Challenge - The required output is a single number: how many lines of the material contain the string "allowed".

>> BEGIN Information shown

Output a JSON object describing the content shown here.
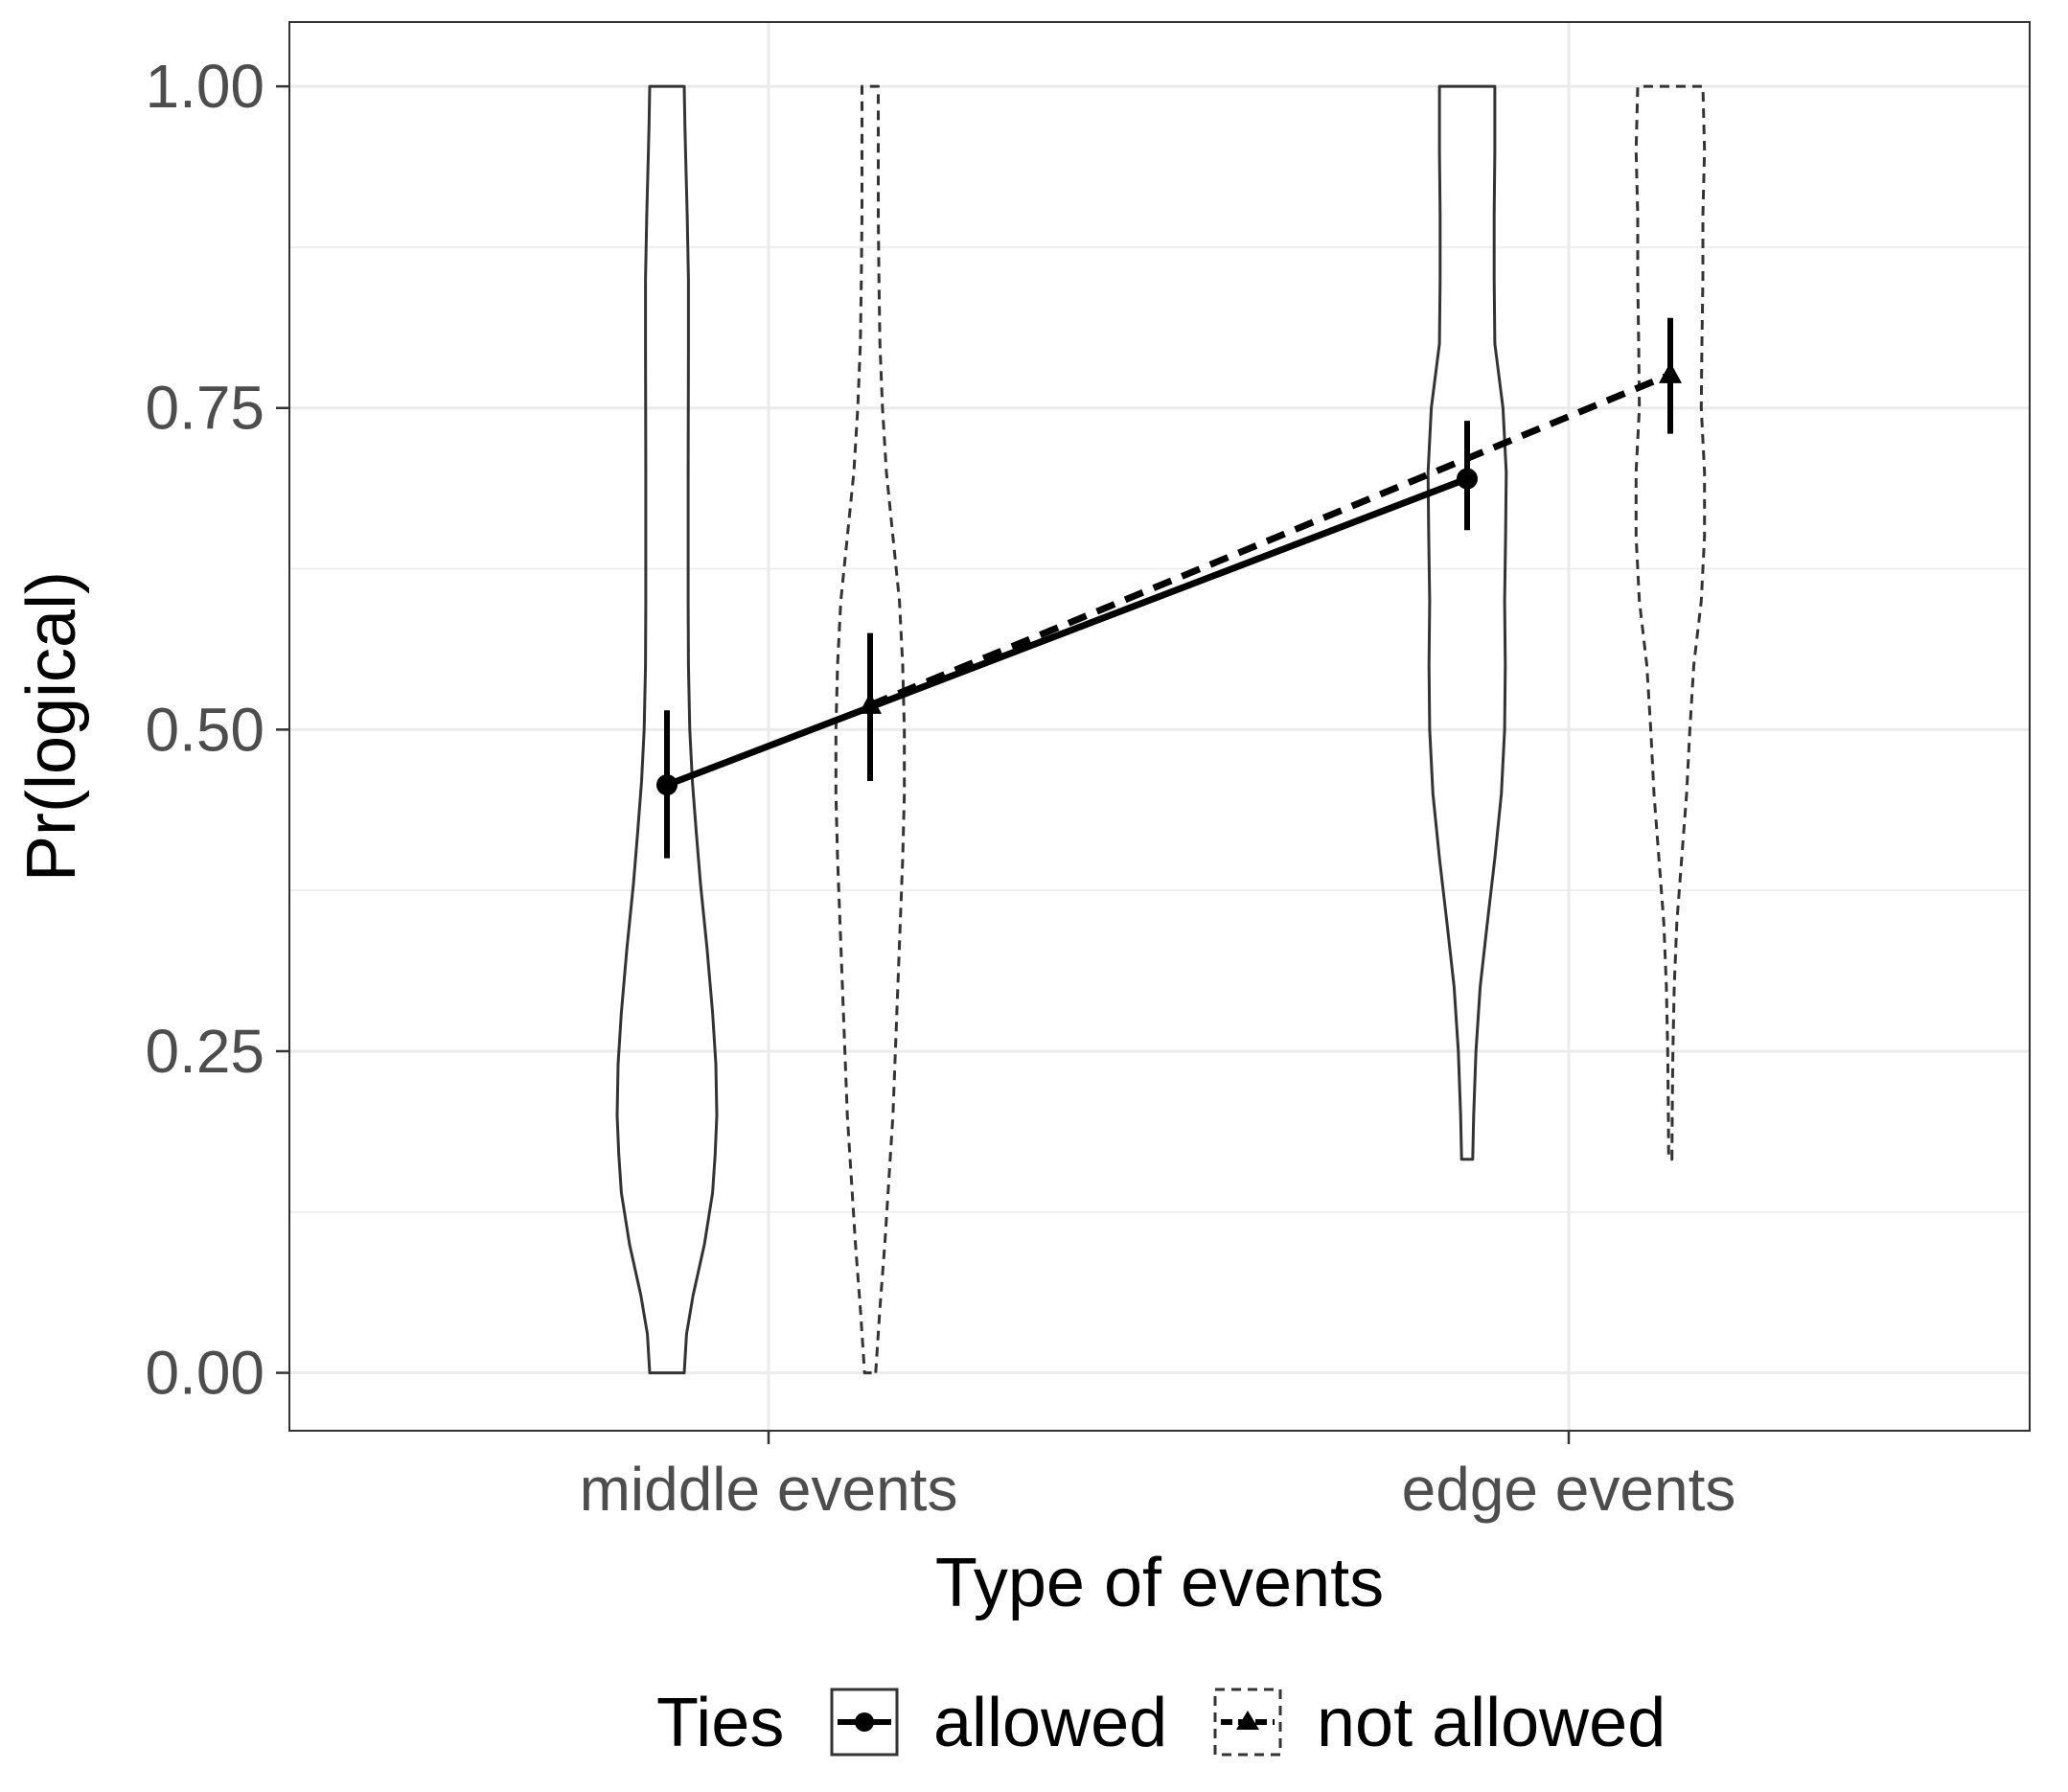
{
  "chart_data": {
    "type": "line",
    "categories": [
      "middle events",
      "edge events"
    ],
    "xlabel": "Type of events",
    "ylabel": "Pr(logical)",
    "ylim": [
      -0.045,
      1.05
    ],
    "yticks": [
      "0.00",
      "0.25",
      "0.50",
      "0.75",
      "1.00"
    ],
    "ytick_values": [
      0,
      0.25,
      0.5,
      0.75,
      1.0
    ],
    "grid": true,
    "legend": {
      "title": "Ties",
      "placement": "bottom",
      "entries": [
        "allowed",
        "not allowed"
      ]
    },
    "series": [
      {
        "name": "allowed",
        "marker": "circle",
        "linestyle": "solid",
        "values": [
          0.457,
          0.695
        ],
        "ci_low": [
          0.4,
          0.655
        ],
        "ci_high": [
          0.515,
          0.74
        ],
        "violins": [
          {
            "category": "middle events",
            "min": 0.0,
            "max": 1.0,
            "profile": [
              [
                0.0,
                0.053
              ],
              [
                0.03,
                0.06
              ],
              [
                0.06,
                0.08
              ],
              [
                0.1,
                0.115
              ],
              [
                0.14,
                0.14
              ],
              [
                0.17,
                0.148
              ],
              [
                0.2,
                0.153
              ],
              [
                0.24,
                0.15
              ],
              [
                0.28,
                0.14
              ],
              [
                0.33,
                0.123
              ],
              [
                0.38,
                0.103
              ],
              [
                0.42,
                0.09
              ],
              [
                0.46,
                0.078
              ],
              [
                0.5,
                0.07
              ],
              [
                0.55,
                0.066
              ],
              [
                0.6,
                0.065
              ],
              [
                0.7,
                0.065
              ],
              [
                0.8,
                0.066
              ],
              [
                0.85,
                0.066
              ],
              [
                0.9,
                0.062
              ],
              [
                0.94,
                0.058
              ],
              [
                0.97,
                0.055
              ],
              [
                1.0,
                0.053
              ]
            ]
          },
          {
            "category": "edge events",
            "min": 0.166,
            "max": 1.0,
            "profile": [
              [
                0.166,
                0.017
              ],
              [
                0.2,
                0.02
              ],
              [
                0.25,
                0.027
              ],
              [
                0.3,
                0.04
              ],
              [
                0.35,
                0.062
              ],
              [
                0.4,
                0.085
              ],
              [
                0.45,
                0.105
              ],
              [
                0.5,
                0.115
              ],
              [
                0.55,
                0.117
              ],
              [
                0.6,
                0.115
              ],
              [
                0.65,
                0.118
              ],
              [
                0.7,
                0.12
              ],
              [
                0.75,
                0.11
              ],
              [
                0.8,
                0.085
              ],
              [
                0.85,
                0.083
              ],
              [
                0.9,
                0.083
              ],
              [
                0.95,
                0.085
              ],
              [
                1.0,
                0.085
              ]
            ]
          }
        ]
      },
      {
        "name": "not allowed",
        "marker": "triangle",
        "linestyle": "dashed",
        "values": [
          0.519,
          0.776
        ],
        "ci_low": [
          0.46,
          0.73
        ],
        "ci_high": [
          0.575,
          0.82
        ],
        "violins": [
          {
            "category": "middle events",
            "min": 0.0,
            "max": 1.0,
            "profile": [
              [
                0.0,
                0.017
              ],
              [
                0.05,
                0.03
              ],
              [
                0.1,
                0.045
              ],
              [
                0.2,
                0.07
              ],
              [
                0.3,
                0.085
              ],
              [
                0.4,
                0.1
              ],
              [
                0.45,
                0.105
              ],
              [
                0.5,
                0.105
              ],
              [
                0.55,
                0.1
              ],
              [
                0.6,
                0.09
              ],
              [
                0.65,
                0.07
              ],
              [
                0.7,
                0.05
              ],
              [
                0.75,
                0.038
              ],
              [
                0.8,
                0.03
              ],
              [
                0.85,
                0.027
              ],
              [
                0.9,
                0.025
              ],
              [
                0.95,
                0.025
              ],
              [
                1.0,
                0.025
              ]
            ]
          },
          {
            "category": "edge events",
            "min": 0.166,
            "max": 1.0,
            "profile": [
              [
                0.166,
                0.005
              ],
              [
                0.2,
                0.006
              ],
              [
                0.25,
                0.008
              ],
              [
                0.3,
                0.012
              ],
              [
                0.35,
                0.02
              ],
              [
                0.4,
                0.035
              ],
              [
                0.45,
                0.05
              ],
              [
                0.5,
                0.06
              ],
              [
                0.55,
                0.072
              ],
              [
                0.6,
                0.095
              ],
              [
                0.65,
                0.105
              ],
              [
                0.7,
                0.105
              ],
              [
                0.75,
                0.095
              ],
              [
                0.8,
                0.097
              ],
              [
                0.85,
                0.1
              ],
              [
                0.9,
                0.1
              ],
              [
                0.95,
                0.105
              ],
              [
                1.0,
                0.1
              ]
            ]
          }
        ]
      }
    ]
  }
}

>> END Information shown

Finished exercise - 4